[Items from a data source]
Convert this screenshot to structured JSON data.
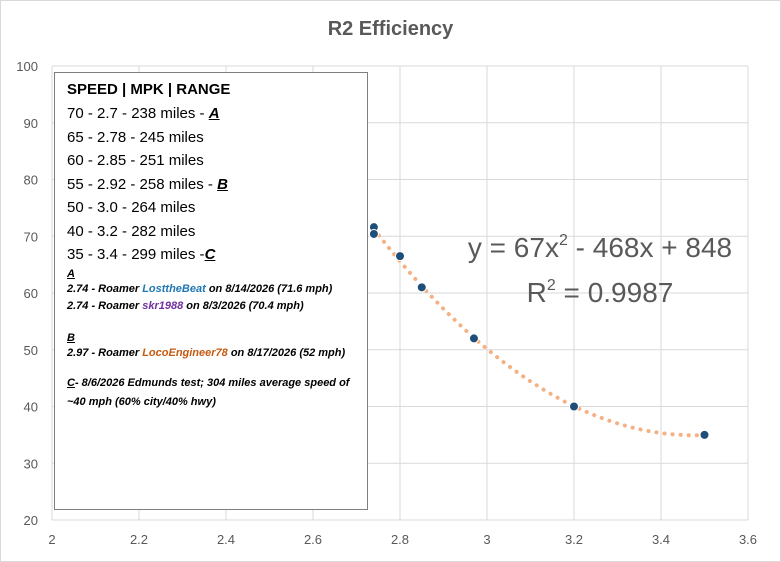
{
  "chart_data": {
    "type": "scatter",
    "title": "R2 Efficiency",
    "xlim": [
      2,
      3.6
    ],
    "ylim": [
      20,
      100
    ],
    "x_ticks": [
      "2",
      "2.2",
      "2.4",
      "2.6",
      "2.8",
      "3",
      "3.2",
      "3.4",
      "3.6"
    ],
    "y_ticks": [
      "20",
      "30",
      "40",
      "50",
      "60",
      "70",
      "80",
      "90",
      "100"
    ],
    "grid": true,
    "colors": {
      "points": "#1f4e79",
      "trendline": "#f4b183",
      "gridline": "#d9d9d9"
    },
    "points": [
      {
        "x": 2.74,
        "y": 71.6
      },
      {
        "x": 2.74,
        "y": 70.4
      },
      {
        "x": 2.8,
        "y": 66.5
      },
      {
        "x": 2.85,
        "y": 61
      },
      {
        "x": 2.97,
        "y": 52
      },
      {
        "x": 3.2,
        "y": 40
      },
      {
        "x": 3.5,
        "y": 35
      }
    ],
    "trendline": {
      "type": "polynomial",
      "equation_prefix": "y = 67x",
      "equation_exp": "2",
      "equation_suffix": " - 468x + 848",
      "r2_prefix": "R",
      "r2_exp": "2",
      "r2_suffix": " = 0.9987",
      "coefficients": [
        67,
        -468,
        848
      ],
      "x_range": [
        2.74,
        3.5
      ]
    }
  },
  "annotation": {
    "header": "SPEED | MPK | RANGE",
    "rows": [
      {
        "text": "70 - 2.7 - 238 miles - ",
        "mark": "A"
      },
      {
        "text": "65 - 2.78 - 245 miles",
        "mark": ""
      },
      {
        "text": "60 - 2.85 - 251 miles",
        "mark": ""
      },
      {
        "text": "55 - 2.92 - 258 miles  - ",
        "mark": "B"
      },
      {
        "text": "50 - 3.0 - 264 miles",
        "mark": ""
      },
      {
        "text": "40 - 3.2 - 282 miles",
        "mark": ""
      },
      {
        "text": "35 - 3.4 - 299 miles -",
        "mark": "C"
      }
    ],
    "note_a_letter": "A",
    "note_a1": {
      "pre": "2.74 - Roamer ",
      "user": "LosttheBeat",
      "post": " on 8/14/2026 (71.6 mph)"
    },
    "note_a2": {
      "pre": "2.74 - Roamer ",
      "user": "skr1988",
      "post": " on 8/3/2026 (70.4 mph)"
    },
    "note_b_letter": "B",
    "note_b1": {
      "pre": "2.97 - Roamer ",
      "user": "LocoEngineer78",
      "post": " on 8/17/2026 (52 mph)"
    },
    "note_c_letter": "C",
    "note_c1": "- 8/6/2026 Edmunds test; 304 miles average speed of ~40 mph (60% city/40% hwy)"
  }
}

* _Job_
Copy the material above in full and exactly, skipping pictures.

* _Answer to the problem_
Convert this screenshot to structured JSON data.
{
  "chart_data": {
    "type": "scatter",
    "title": "R2 Efficiency",
    "xlim": [
      2,
      3.6
    ],
    "ylim": [
      20,
      100
    ],
    "x_ticks": [
      "2",
      "2.2",
      "2.4",
      "2.6",
      "2.8",
      "3",
      "3.2",
      "3.4",
      "3.6"
    ],
    "y_ticks": [
      "20",
      "30",
      "40",
      "50",
      "60",
      "70",
      "80",
      "90",
      "100"
    ],
    "grid": true,
    "colors": {
      "points": "#1f4e79",
      "trendline": "#f4b183",
      "gridline": "#d9d9d9"
    },
    "points": [
      {
        "x": 2.74,
        "y": 71.6
      },
      {
        "x": 2.74,
        "y": 70.4
      },
      {
        "x": 2.8,
        "y": 66.5
      },
      {
        "x": 2.85,
        "y": 61
      },
      {
        "x": 2.97,
        "y": 52
      },
      {
        "x": 3.2,
        "y": 40
      },
      {
        "x": 3.5,
        "y": 35
      }
    ],
    "trendline": {
      "type": "polynomial",
      "equation_prefix": "y = 67x",
      "equation_exp": "2",
      "equation_suffix": " - 468x + 848",
      "r2_prefix": "R",
      "r2_exp": "2",
      "r2_suffix": " = 0.9987",
      "coefficients": [
        67,
        -468,
        848
      ],
      "x_range": [
        2.74,
        3.5
      ]
    }
  },
  "annotation": {
    "header": "SPEED | MPK | RANGE",
    "rows": [
      {
        "text": "70 - 2.7 - 238 miles - ",
        "mark": "A"
      },
      {
        "text": "65 - 2.78 - 245 miles",
        "mark": ""
      },
      {
        "text": "60 - 2.85 - 251 miles",
        "mark": ""
      },
      {
        "text": "55 - 2.92 - 258 miles  - ",
        "mark": "B"
      },
      {
        "text": "50 - 3.0 - 264 miles",
        "mark": ""
      },
      {
        "text": "40 - 3.2 - 282 miles",
        "mark": ""
      },
      {
        "text": "35 - 3.4 - 299 miles -",
        "mark": "C"
      }
    ],
    "note_a_letter": "A",
    "note_a1": {
      "pre": "2.74 - Roamer ",
      "user": "LosttheBeat",
      "post": " on 8/14/2026 (71.6 mph)"
    },
    "note_a2": {
      "pre": "2.74 - Roamer ",
      "user": "skr1988",
      "post": " on 8/3/2026 (70.4 mph)"
    },
    "note_b_letter": "B",
    "note_b1": {
      "pre": "2.97 - Roamer ",
      "user": "LocoEngineer78",
      "post": " on 8/17/2026 (52 mph)"
    },
    "note_c_letter": "C",
    "note_c1": "- 8/6/2026 Edmunds test; 304 miles average speed of ~40 mph (60% city/40% hwy)"
  }
}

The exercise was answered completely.